start
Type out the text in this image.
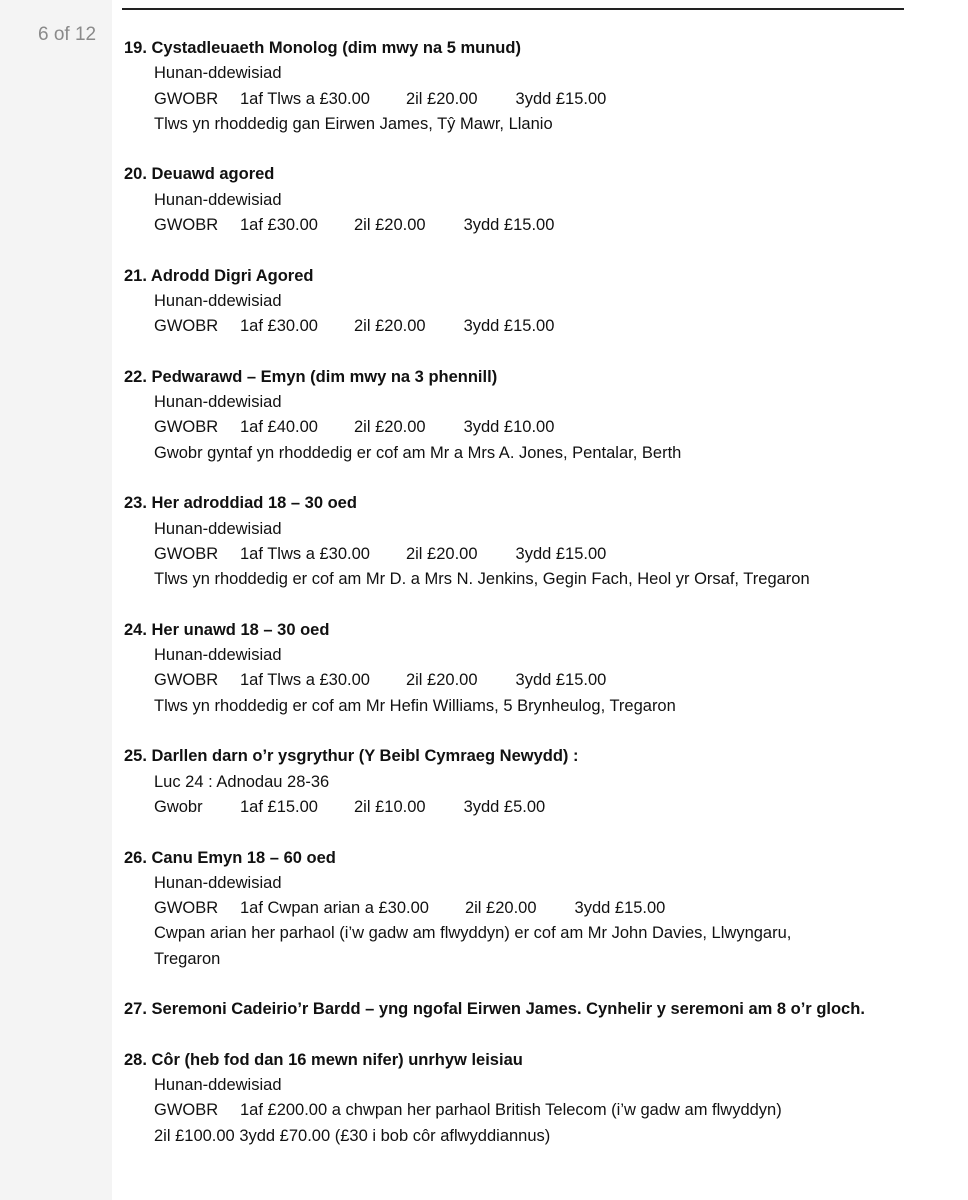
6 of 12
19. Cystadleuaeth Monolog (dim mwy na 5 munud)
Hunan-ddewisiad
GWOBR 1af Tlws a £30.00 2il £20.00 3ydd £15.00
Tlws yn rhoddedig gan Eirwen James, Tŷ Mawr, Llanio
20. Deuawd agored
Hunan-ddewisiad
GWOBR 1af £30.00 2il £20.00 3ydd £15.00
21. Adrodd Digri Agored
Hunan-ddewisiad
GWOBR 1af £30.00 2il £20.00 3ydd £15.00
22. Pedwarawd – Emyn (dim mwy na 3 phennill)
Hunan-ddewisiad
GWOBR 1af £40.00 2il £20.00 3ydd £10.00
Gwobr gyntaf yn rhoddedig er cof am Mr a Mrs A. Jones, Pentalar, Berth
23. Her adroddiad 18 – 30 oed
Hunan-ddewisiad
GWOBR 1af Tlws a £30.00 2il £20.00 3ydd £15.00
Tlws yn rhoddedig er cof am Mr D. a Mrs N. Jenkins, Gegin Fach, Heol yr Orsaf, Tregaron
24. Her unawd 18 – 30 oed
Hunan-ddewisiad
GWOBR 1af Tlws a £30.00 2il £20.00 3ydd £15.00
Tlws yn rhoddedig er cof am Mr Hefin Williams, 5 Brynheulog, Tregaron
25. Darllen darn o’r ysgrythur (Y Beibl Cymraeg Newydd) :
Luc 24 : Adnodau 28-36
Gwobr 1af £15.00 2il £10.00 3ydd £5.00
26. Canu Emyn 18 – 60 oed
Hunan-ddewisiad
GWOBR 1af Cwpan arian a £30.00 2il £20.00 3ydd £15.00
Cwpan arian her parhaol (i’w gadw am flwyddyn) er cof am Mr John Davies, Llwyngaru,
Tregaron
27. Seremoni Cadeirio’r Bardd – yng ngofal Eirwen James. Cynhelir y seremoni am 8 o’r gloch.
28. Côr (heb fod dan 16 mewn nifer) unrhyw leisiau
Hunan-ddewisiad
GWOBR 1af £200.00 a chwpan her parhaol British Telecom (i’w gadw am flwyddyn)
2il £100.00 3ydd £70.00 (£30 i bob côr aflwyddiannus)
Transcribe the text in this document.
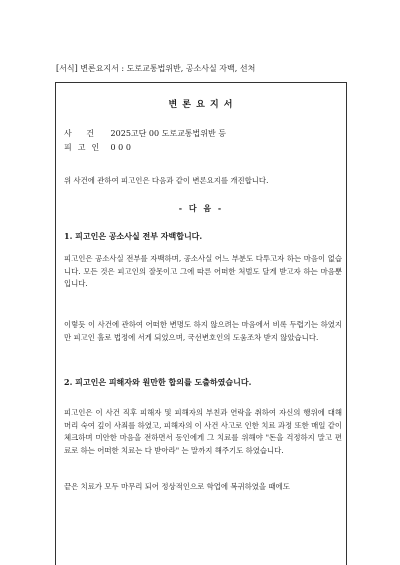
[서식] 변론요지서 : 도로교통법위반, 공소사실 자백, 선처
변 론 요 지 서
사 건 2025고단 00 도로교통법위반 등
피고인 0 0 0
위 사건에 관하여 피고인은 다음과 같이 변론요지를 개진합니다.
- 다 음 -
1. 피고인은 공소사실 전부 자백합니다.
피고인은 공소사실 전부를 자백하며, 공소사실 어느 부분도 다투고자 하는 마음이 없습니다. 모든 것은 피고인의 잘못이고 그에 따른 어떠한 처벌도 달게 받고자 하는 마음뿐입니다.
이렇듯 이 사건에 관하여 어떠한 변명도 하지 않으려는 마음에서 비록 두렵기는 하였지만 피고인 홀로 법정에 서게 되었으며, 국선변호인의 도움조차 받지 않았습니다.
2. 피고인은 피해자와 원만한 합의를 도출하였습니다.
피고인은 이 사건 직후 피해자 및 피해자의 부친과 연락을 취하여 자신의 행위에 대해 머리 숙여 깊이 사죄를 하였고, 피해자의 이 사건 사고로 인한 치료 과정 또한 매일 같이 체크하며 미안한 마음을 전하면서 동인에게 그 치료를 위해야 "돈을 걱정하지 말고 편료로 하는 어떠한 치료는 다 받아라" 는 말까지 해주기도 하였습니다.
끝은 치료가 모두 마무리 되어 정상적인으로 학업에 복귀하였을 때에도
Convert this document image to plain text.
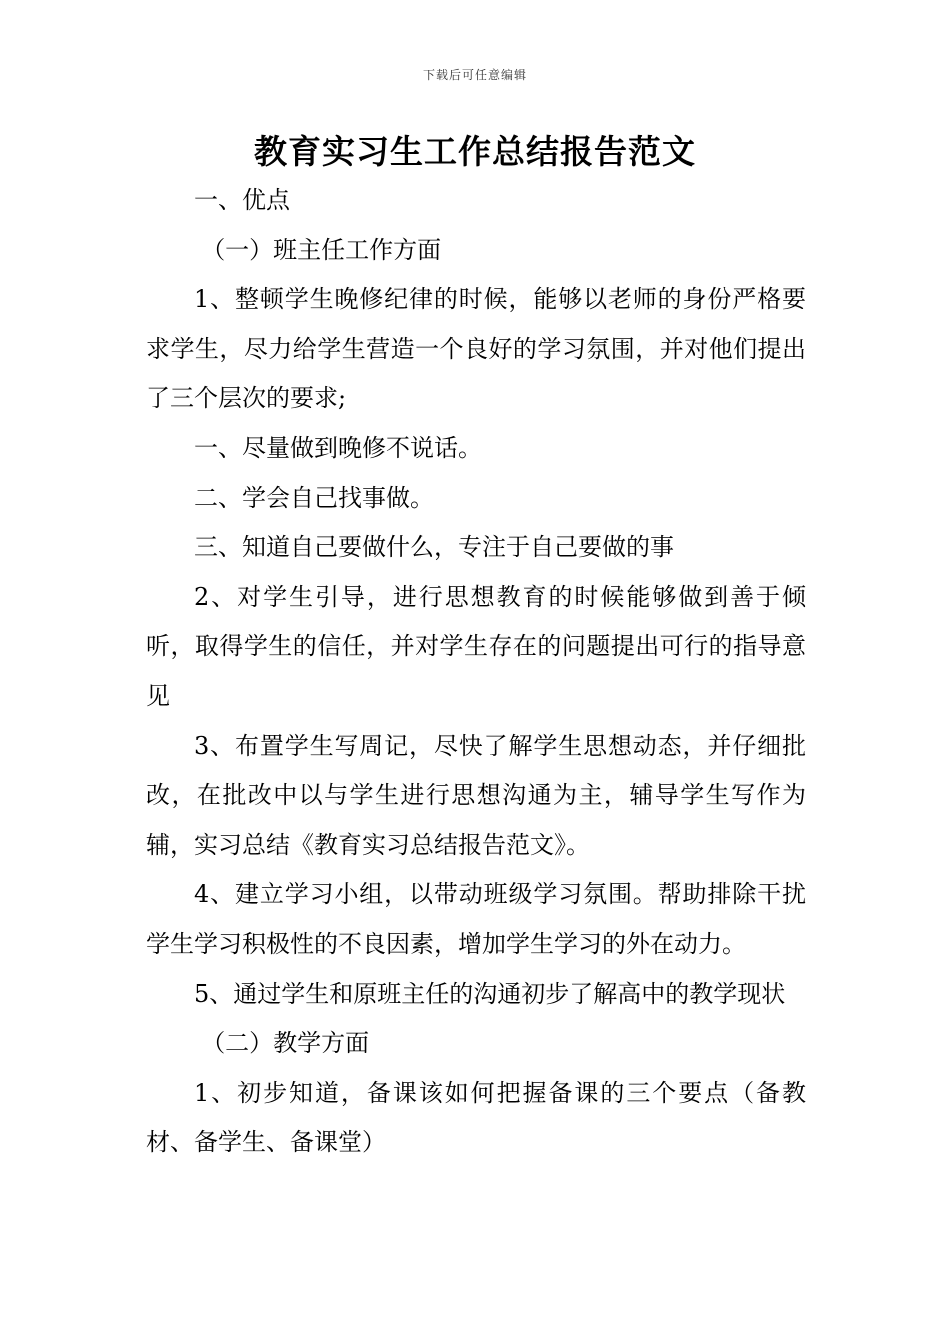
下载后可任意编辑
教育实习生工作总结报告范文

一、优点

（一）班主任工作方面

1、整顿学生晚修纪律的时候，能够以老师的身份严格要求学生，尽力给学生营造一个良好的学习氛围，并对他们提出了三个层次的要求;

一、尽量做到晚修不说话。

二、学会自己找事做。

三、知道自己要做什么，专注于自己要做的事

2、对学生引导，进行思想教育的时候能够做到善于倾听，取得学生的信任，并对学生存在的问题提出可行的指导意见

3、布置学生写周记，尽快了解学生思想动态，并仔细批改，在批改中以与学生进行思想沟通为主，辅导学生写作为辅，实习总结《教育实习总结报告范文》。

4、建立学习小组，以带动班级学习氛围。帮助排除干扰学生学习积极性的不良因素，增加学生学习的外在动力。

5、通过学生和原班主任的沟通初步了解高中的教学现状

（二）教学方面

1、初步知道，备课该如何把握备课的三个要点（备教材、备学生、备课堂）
end
start
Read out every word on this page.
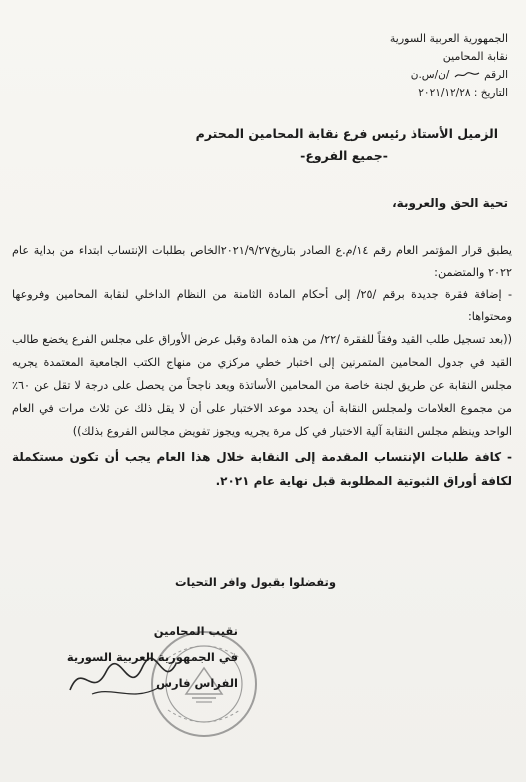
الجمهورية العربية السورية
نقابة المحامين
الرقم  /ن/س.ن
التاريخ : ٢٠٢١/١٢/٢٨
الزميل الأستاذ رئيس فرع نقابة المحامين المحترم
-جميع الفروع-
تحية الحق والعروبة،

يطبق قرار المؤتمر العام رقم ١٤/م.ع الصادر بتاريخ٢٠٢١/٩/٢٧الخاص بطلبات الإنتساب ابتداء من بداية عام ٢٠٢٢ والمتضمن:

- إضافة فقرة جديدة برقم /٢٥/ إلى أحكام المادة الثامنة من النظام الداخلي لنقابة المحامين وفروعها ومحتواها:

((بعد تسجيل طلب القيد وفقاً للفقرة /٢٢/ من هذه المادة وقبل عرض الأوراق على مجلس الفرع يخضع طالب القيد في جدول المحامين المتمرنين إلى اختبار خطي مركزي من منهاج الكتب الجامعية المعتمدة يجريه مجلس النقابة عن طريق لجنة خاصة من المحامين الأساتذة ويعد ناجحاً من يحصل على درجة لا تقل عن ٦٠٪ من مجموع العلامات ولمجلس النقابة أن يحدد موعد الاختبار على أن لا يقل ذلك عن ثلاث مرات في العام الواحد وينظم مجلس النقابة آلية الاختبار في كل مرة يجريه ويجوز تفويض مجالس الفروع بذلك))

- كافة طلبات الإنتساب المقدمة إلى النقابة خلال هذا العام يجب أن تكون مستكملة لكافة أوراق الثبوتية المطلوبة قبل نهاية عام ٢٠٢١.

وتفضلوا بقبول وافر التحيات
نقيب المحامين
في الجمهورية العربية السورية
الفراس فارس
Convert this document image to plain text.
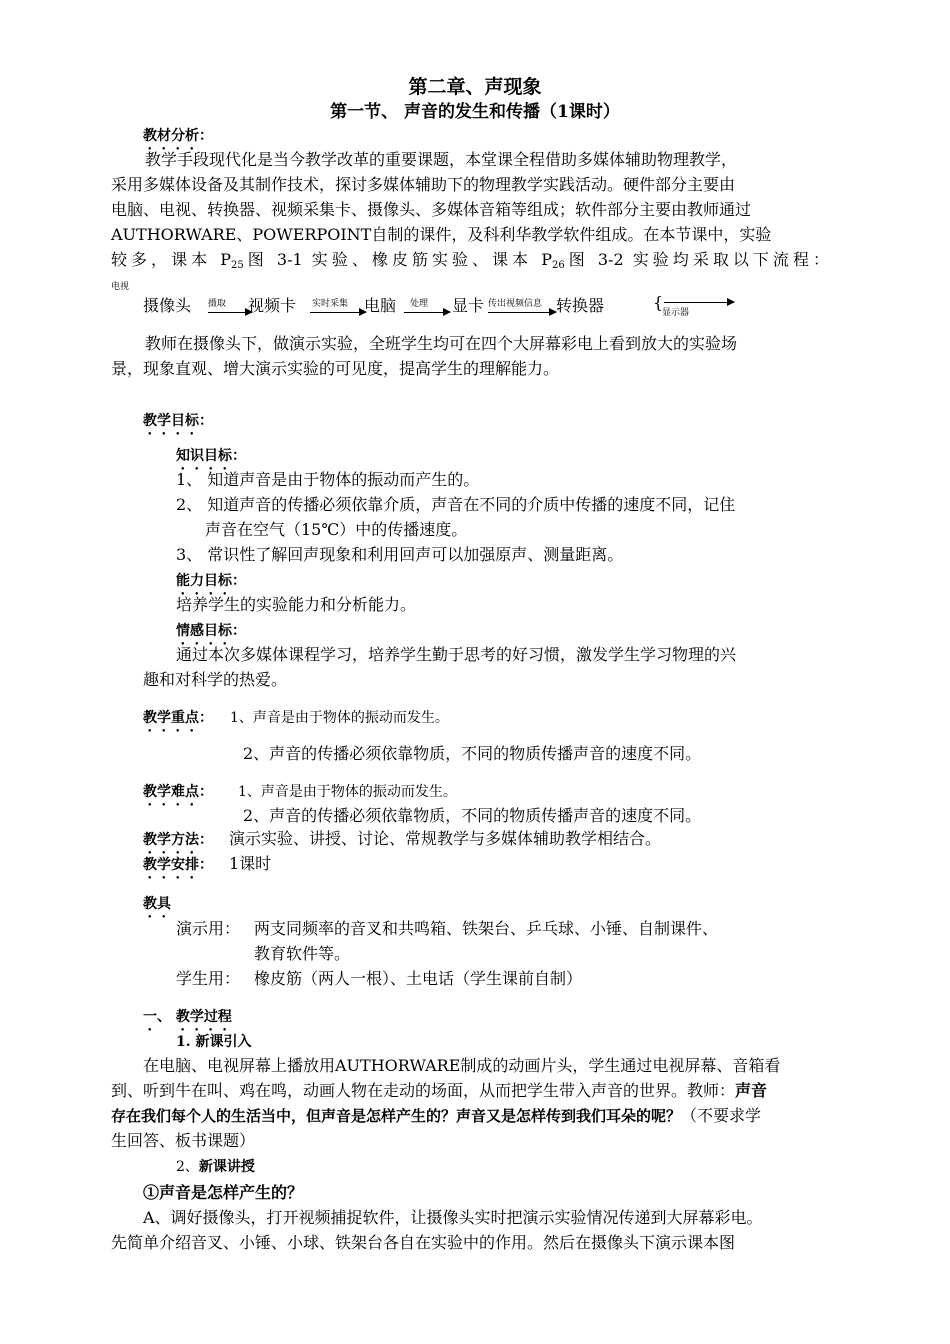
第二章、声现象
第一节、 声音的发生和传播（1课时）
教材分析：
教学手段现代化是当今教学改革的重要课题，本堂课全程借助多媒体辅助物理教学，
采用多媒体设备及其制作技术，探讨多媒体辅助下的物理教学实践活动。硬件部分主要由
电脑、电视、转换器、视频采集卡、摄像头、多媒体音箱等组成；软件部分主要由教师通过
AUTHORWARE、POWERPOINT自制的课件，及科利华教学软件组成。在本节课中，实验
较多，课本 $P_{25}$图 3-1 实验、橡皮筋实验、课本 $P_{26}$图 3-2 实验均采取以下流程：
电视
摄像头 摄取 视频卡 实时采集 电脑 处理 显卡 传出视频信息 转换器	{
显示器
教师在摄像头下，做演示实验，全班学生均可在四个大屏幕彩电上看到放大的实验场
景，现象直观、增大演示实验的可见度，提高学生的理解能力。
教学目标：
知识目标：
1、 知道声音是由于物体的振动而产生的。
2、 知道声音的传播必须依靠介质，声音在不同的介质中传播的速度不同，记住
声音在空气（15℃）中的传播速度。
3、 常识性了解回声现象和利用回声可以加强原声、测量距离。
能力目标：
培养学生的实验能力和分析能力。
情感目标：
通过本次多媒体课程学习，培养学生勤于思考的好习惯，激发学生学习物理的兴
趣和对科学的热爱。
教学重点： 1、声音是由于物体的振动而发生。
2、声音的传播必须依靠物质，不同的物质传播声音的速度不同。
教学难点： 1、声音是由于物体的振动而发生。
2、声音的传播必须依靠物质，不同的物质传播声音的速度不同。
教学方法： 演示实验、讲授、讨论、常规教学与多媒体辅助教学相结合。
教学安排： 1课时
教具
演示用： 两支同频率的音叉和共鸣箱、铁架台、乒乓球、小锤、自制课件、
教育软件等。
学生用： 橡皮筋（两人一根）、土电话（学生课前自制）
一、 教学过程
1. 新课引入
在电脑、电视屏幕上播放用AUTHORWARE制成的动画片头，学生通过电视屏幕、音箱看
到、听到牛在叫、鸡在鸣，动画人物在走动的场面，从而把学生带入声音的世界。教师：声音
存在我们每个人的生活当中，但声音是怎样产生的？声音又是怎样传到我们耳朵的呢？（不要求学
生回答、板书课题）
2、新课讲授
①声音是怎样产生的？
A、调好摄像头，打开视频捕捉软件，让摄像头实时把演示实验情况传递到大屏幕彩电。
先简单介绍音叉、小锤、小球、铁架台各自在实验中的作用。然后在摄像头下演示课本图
end
THE REQUEST.
Pick every line with "parhaol" in it and copy it.

OUTPUT FOR THIS EXERCISE.
Cwpan arian her parhaol (i’w gadw am flwyddyn) er cof am Mr John Davies, Llwyngaru,
GWOBR 1af £200.00 a chwpan her parhaol British Telecom (i’w gadw am flwyddyn)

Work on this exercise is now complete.